»»

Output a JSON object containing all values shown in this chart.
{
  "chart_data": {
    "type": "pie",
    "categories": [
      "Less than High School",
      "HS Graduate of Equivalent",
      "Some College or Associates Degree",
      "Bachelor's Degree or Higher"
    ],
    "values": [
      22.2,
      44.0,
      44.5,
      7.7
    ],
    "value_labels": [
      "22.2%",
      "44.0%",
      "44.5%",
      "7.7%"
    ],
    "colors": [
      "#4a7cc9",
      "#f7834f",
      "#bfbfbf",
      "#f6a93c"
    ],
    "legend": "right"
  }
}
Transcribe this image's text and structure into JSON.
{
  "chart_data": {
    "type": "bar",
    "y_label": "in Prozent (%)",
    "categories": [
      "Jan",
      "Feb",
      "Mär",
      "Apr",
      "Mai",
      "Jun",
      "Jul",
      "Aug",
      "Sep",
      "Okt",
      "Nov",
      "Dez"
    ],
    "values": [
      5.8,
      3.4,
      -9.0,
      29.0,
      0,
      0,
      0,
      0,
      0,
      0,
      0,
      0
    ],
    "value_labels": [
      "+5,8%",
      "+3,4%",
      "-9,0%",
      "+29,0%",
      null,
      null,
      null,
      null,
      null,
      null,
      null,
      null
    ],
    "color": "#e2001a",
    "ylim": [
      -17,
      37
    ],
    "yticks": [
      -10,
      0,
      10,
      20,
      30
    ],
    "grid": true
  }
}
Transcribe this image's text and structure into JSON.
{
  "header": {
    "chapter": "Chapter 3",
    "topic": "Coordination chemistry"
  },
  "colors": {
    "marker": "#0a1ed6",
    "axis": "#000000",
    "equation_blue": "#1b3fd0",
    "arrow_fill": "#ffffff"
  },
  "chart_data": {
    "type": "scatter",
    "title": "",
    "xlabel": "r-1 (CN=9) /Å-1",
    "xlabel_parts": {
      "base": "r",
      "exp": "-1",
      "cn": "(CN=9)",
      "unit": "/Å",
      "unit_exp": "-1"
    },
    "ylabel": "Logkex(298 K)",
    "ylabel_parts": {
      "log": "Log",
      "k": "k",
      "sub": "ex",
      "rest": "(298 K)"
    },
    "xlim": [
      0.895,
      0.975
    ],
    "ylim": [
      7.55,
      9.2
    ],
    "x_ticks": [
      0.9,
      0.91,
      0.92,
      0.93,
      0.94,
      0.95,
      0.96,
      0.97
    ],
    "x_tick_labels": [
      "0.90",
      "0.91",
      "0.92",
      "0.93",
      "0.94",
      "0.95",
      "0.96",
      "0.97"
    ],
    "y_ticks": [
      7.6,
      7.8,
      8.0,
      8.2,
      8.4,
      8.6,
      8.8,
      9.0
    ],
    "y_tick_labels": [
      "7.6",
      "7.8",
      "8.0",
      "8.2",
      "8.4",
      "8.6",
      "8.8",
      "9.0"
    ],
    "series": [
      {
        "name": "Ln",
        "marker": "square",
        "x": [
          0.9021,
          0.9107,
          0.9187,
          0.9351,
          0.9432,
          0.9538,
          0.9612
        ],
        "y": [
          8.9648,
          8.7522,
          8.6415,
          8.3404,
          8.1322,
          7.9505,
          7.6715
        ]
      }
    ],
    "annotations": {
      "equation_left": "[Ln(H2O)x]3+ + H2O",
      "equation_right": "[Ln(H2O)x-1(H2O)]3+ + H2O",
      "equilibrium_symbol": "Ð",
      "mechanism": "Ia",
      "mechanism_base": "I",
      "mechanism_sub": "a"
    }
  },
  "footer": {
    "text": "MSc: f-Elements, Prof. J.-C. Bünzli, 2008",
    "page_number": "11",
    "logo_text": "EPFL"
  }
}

««

EXERCISE REQUIREMENTS: Quote the entire listing above exactly.

RESPONSE TO THE EXERCISE:
Output a JSON object containing all values shown in this chart.
{
  "chart_data": {
    "type": "pie",
    "categories": [
      "Less than High School",
      "HS Graduate of Equivalent",
      "Some College or Associates Degree",
      "Bachelor's Degree or Higher"
    ],
    "values": [
      22.2,
      44.0,
      44.5,
      7.7
    ],
    "value_labels": [
      "22.2%",
      "44.0%",
      "44.5%",
      "7.7%"
    ],
    "colors": [
      "#4a7cc9",
      "#f7834f",
      "#bfbfbf",
      "#f6a93c"
    ],
    "legend": "right"
  }
}
Transcribe this image's text and structure into JSON.
{
  "chart_data": {
    "type": "bar",
    "y_label": "in Prozent (%)",
    "categories": [
      "Jan",
      "Feb",
      "Mär",
      "Apr",
      "Mai",
      "Jun",
      "Jul",
      "Aug",
      "Sep",
      "Okt",
      "Nov",
      "Dez"
    ],
    "values": [
      5.8,
      3.4,
      -9.0,
      29.0,
      0,
      0,
      0,
      0,
      0,
      0,
      0,
      0
    ],
    "value_labels": [
      "+5,8%",
      "+3,4%",
      "-9,0%",
      "+29,0%",
      null,
      null,
      null,
      null,
      null,
      null,
      null,
      null
    ],
    "color": "#e2001a",
    "ylim": [
      -17,
      37
    ],
    "yticks": [
      -10,
      0,
      10,
      20,
      30
    ],
    "grid": true
  }
}
Transcribe this image's text and structure into JSON.
{
  "header": {
    "chapter": "Chapter 3",
    "topic": "Coordination chemistry"
  },
  "colors": {
    "marker": "#0a1ed6",
    "axis": "#000000",
    "equation_blue": "#1b3fd0",
    "arrow_fill": "#ffffff"
  },
  "chart_data": {
    "type": "scatter",
    "title": "",
    "xlabel": "r-1 (CN=9) /Å-1",
    "xlabel_parts": {
      "base": "r",
      "exp": "-1",
      "cn": "(CN=9)",
      "unit": "/Å",
      "unit_exp": "-1"
    },
    "ylabel": "Logkex(298 K)",
    "ylabel_parts": {
      "log": "Log",
      "k": "k",
      "sub": "ex",
      "rest": "(298 K)"
    },
    "xlim": [
      0.895,
      0.975
    ],
    "ylim": [
      7.55,
      9.2
    ],
    "x_ticks": [
      0.9,
      0.91,
      0.92,
      0.93,
      0.94,
      0.95,
      0.96,
      0.97
    ],
    "x_tick_labels": [
      "0.90",
      "0.91",
      "0.92",
      "0.93",
      "0.94",
      "0.95",
      "0.96",
      "0.97"
    ],
    "y_ticks": [
      7.6,
      7.8,
      8.0,
      8.2,
      8.4,
      8.6,
      8.8,
      9.0
    ],
    "y_tick_labels": [
      "7.6",
      "7.8",
      "8.0",
      "8.2",
      "8.4",
      "8.6",
      "8.8",
      "9.0"
    ],
    "series": [
      {
        "name": "Ln",
        "marker": "square",
        "x": [
          0.9021,
          0.9107,
          0.9187,
          0.9351,
          0.9432,
          0.9538,
          0.9612
        ],
        "y": [
          8.9648,
          8.7522,
          8.6415,
          8.3404,
          8.1322,
          7.9505,
          7.6715
        ]
      }
    ],
    "annotations": {
      "equation_left": "[Ln(H2O)x]3+ + H2O",
      "equation_right": "[Ln(H2O)x-1(H2O)]3+ + H2O",
      "equilibrium_symbol": "Ð",
      "mechanism": "Ia",
      "mechanism_base": "I",
      "mechanism_sub": "a"
    }
  },
  "footer": {
    "text": "MSc: f-Elements, Prof. J.-C. Bünzli, 2008",
    "page_number": "11",
    "logo_text": "EPFL"
  }
}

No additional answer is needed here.